== Brief ==
From the entries below, pull out each line where "this" appears.

== Exercise input ==
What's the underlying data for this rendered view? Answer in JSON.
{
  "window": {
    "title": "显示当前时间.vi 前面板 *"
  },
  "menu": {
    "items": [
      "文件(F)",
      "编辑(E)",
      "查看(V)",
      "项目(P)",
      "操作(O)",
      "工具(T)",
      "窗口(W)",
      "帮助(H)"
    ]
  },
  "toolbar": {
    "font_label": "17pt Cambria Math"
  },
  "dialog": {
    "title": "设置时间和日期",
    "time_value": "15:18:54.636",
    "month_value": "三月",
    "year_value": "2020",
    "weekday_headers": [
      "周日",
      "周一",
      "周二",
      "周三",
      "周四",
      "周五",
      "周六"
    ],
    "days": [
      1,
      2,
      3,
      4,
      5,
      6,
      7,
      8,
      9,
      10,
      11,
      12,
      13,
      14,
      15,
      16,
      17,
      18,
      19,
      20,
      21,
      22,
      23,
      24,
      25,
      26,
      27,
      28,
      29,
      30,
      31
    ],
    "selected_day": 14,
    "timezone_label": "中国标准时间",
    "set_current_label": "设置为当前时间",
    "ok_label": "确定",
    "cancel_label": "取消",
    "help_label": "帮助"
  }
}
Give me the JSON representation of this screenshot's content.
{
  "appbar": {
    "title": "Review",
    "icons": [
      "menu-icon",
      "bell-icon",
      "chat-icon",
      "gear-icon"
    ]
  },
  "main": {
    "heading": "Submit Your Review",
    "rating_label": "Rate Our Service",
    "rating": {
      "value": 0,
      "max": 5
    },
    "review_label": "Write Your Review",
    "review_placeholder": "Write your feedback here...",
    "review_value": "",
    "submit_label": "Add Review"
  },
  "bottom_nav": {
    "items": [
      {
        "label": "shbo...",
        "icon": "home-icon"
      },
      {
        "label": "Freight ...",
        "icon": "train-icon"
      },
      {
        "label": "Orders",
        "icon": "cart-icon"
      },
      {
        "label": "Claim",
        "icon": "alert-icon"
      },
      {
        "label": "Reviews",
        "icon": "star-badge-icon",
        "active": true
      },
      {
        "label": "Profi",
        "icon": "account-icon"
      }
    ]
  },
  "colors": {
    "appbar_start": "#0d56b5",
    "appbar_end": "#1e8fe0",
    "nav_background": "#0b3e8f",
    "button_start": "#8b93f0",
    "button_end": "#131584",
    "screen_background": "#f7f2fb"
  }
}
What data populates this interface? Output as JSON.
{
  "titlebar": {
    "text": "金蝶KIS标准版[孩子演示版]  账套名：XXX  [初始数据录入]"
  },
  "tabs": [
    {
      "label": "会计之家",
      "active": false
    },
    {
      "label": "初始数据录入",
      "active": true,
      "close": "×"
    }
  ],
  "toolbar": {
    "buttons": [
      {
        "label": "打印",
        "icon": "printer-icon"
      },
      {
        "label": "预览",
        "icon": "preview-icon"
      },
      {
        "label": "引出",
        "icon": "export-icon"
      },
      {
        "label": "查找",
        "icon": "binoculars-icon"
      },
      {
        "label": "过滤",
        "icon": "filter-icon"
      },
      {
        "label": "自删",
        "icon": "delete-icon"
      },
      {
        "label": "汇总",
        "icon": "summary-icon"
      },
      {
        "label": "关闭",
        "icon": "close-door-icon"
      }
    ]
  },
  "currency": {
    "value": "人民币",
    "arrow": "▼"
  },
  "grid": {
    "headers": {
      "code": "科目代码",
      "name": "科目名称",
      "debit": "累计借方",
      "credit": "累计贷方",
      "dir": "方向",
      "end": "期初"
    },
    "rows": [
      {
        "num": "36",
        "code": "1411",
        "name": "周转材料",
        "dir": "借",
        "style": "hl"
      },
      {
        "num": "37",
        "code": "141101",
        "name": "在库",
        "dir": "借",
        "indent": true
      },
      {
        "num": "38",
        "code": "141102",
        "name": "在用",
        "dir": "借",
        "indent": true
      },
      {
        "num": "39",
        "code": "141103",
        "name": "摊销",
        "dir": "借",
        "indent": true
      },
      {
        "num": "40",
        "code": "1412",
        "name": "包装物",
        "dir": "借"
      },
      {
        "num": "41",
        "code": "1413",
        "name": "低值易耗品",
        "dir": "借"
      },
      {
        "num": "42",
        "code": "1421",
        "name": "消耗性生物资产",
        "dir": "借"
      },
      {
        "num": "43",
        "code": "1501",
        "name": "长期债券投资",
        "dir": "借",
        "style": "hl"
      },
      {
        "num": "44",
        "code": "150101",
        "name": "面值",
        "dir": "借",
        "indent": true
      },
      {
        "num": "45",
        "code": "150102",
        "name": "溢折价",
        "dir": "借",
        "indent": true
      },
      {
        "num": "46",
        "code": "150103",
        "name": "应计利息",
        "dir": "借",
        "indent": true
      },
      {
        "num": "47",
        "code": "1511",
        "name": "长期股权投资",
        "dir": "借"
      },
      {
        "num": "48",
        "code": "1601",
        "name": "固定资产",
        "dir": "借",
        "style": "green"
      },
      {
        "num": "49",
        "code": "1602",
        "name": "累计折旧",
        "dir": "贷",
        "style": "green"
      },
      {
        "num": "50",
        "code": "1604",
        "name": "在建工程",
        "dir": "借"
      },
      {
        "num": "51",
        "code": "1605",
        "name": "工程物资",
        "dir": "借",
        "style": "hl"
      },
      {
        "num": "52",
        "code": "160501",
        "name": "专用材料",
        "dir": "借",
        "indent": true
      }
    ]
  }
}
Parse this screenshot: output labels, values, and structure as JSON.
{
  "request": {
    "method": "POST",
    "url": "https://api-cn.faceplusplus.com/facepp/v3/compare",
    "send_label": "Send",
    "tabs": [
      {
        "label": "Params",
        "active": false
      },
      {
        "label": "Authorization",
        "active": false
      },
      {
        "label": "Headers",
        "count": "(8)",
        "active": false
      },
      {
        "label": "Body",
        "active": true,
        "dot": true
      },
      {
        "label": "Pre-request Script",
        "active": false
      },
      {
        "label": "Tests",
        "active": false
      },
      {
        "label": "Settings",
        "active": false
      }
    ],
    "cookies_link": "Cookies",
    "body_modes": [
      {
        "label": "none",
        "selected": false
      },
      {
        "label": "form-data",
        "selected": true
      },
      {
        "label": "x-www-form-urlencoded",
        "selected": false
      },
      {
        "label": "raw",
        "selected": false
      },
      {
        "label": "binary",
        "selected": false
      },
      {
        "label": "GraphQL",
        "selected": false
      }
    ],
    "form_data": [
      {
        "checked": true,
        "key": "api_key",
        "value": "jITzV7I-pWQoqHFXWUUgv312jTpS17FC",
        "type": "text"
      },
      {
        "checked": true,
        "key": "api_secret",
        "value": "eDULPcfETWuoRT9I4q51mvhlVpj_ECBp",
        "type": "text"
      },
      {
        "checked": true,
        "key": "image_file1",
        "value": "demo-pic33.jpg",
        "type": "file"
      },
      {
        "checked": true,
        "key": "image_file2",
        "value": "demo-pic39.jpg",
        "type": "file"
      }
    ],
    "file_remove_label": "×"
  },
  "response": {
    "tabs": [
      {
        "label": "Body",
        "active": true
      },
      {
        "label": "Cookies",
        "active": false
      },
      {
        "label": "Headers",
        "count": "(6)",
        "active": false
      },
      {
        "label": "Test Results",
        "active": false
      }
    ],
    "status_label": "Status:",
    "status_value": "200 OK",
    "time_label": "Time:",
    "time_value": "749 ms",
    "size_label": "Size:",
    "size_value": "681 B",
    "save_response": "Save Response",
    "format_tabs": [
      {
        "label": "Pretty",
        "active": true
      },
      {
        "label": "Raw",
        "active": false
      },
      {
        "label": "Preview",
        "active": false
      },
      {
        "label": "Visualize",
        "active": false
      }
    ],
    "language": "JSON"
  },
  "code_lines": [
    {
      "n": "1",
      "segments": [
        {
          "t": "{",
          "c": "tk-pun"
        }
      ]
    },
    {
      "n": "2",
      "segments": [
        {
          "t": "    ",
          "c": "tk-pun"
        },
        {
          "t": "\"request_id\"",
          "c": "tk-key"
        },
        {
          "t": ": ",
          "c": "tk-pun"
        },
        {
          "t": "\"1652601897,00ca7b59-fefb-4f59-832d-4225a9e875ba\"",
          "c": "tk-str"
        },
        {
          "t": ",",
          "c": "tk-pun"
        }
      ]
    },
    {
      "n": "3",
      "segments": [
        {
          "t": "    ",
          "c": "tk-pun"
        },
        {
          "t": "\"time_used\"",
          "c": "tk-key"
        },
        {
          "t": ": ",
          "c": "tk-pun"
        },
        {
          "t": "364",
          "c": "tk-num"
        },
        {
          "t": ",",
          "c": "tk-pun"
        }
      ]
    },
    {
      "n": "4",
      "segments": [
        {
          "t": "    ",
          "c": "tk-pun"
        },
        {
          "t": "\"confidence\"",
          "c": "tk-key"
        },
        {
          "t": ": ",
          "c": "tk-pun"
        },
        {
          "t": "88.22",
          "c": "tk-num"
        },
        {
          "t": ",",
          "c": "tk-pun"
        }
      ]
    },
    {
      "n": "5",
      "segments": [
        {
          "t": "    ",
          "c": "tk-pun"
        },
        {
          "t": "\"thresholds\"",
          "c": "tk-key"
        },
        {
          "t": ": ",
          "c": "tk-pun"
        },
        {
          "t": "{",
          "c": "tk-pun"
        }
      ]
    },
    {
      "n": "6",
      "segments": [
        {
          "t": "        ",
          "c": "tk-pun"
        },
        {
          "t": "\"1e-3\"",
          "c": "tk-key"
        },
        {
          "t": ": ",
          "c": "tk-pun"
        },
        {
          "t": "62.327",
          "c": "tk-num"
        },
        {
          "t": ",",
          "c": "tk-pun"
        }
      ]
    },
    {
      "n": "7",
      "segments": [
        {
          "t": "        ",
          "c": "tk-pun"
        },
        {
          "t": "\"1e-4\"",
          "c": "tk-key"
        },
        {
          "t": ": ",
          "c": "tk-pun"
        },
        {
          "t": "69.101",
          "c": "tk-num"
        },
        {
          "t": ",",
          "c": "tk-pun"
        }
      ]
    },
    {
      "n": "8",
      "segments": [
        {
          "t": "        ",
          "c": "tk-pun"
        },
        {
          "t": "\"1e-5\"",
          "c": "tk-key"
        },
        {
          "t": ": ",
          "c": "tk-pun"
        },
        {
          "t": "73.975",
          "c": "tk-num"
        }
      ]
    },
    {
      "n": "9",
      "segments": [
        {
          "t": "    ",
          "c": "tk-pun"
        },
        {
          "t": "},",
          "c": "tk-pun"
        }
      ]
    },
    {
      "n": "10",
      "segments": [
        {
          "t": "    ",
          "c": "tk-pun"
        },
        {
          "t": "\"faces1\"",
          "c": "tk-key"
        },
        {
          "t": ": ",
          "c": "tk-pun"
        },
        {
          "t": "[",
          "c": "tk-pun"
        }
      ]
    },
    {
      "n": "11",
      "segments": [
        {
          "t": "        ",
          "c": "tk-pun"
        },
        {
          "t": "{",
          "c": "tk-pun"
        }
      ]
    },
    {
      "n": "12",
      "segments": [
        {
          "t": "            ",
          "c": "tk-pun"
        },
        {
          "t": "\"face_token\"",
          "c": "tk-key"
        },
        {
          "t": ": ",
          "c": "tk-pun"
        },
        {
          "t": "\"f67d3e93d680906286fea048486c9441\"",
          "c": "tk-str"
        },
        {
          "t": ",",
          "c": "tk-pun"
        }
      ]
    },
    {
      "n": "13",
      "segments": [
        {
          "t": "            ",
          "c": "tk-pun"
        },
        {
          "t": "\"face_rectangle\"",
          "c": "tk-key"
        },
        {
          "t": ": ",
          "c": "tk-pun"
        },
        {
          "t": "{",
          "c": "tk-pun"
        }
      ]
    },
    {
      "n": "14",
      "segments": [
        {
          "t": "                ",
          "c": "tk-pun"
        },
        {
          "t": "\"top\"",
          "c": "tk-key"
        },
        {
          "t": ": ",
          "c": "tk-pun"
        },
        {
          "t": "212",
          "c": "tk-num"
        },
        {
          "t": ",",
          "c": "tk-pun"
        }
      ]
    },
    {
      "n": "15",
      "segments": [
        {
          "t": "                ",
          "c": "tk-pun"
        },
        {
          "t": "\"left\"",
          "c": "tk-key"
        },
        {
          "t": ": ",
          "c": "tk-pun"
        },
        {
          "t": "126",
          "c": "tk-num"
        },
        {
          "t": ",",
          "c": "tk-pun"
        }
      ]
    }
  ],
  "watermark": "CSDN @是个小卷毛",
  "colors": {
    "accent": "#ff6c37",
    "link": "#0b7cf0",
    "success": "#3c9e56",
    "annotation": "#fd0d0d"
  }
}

== Task answer ==
What's the underlying data for this rendered view? Answer in JSON.
Give me the JSON representation of this screenshot's content.
What data populates this interface? Output as JSON.
Parse this screenshot: output labels, values, and structure as JSON.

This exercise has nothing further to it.